-- start Working data --

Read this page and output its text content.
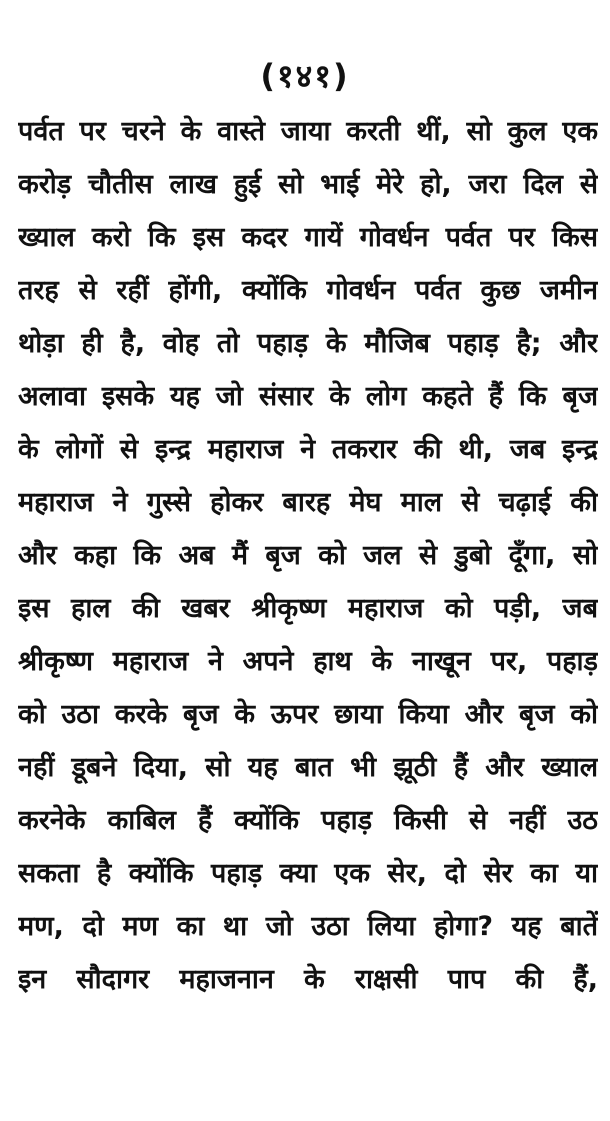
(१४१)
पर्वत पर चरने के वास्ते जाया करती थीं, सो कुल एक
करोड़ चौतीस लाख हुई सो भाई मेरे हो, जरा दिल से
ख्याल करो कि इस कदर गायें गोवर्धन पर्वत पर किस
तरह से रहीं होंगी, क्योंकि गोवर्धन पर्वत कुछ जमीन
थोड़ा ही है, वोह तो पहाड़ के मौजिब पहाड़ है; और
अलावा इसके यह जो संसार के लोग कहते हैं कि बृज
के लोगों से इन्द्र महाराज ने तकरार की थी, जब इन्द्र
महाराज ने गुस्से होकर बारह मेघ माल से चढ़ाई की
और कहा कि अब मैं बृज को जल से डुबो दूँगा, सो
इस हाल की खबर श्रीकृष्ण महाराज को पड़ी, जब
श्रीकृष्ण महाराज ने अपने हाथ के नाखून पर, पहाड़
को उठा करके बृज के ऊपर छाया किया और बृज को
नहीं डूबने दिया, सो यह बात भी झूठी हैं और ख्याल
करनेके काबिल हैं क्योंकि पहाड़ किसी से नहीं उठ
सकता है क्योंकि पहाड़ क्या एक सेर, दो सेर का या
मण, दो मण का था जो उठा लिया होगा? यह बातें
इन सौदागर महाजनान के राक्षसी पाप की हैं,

-- end Working data --

→ Goal: The listing above needs to be output again exactly. Don't include the pictures.

→ Worked solution:
Read this page and output its text content.
(१४१)
पर्वत पर चरने के वास्ते जाया करती थीं, सो कुल एक
करोड़ चौतीस लाख हुई सो भाई मेरे हो, जरा दिल से
ख्याल करो कि इस कदर गायें गोवर्धन पर्वत पर किस
तरह से रहीं होंगी, क्योंकि गोवर्धन पर्वत कुछ जमीन
थोड़ा ही है, वोह तो पहाड़ के मौजिब पहाड़ है; और
अलावा इसके यह जो संसार के लोग कहते हैं कि बृज
के लोगों से इन्द्र महाराज ने तकरार की थी, जब इन्द्र
महाराज ने गुस्से होकर बारह मेघ माल से चढ़ाई की
और कहा कि अब मैं बृज को जल से डुबो दूँगा, सो
इस हाल की खबर श्रीकृष्ण महाराज को पड़ी, जब
श्रीकृष्ण महाराज ने अपने हाथ के नाखून पर, पहाड़
को उठा करके बृज के ऊपर छाया किया और बृज को
नहीं डूबने दिया, सो यह बात भी झूठी हैं और ख्याल
करनेके काबिल हैं क्योंकि पहाड़ किसी से नहीं उठ
सकता है क्योंकि पहाड़ क्या एक सेर, दो सेर का या
मण, दो मण का था जो उठा लिया होगा? यह बातें
इन सौदागर महाजनान के राक्षसी पाप की हैं,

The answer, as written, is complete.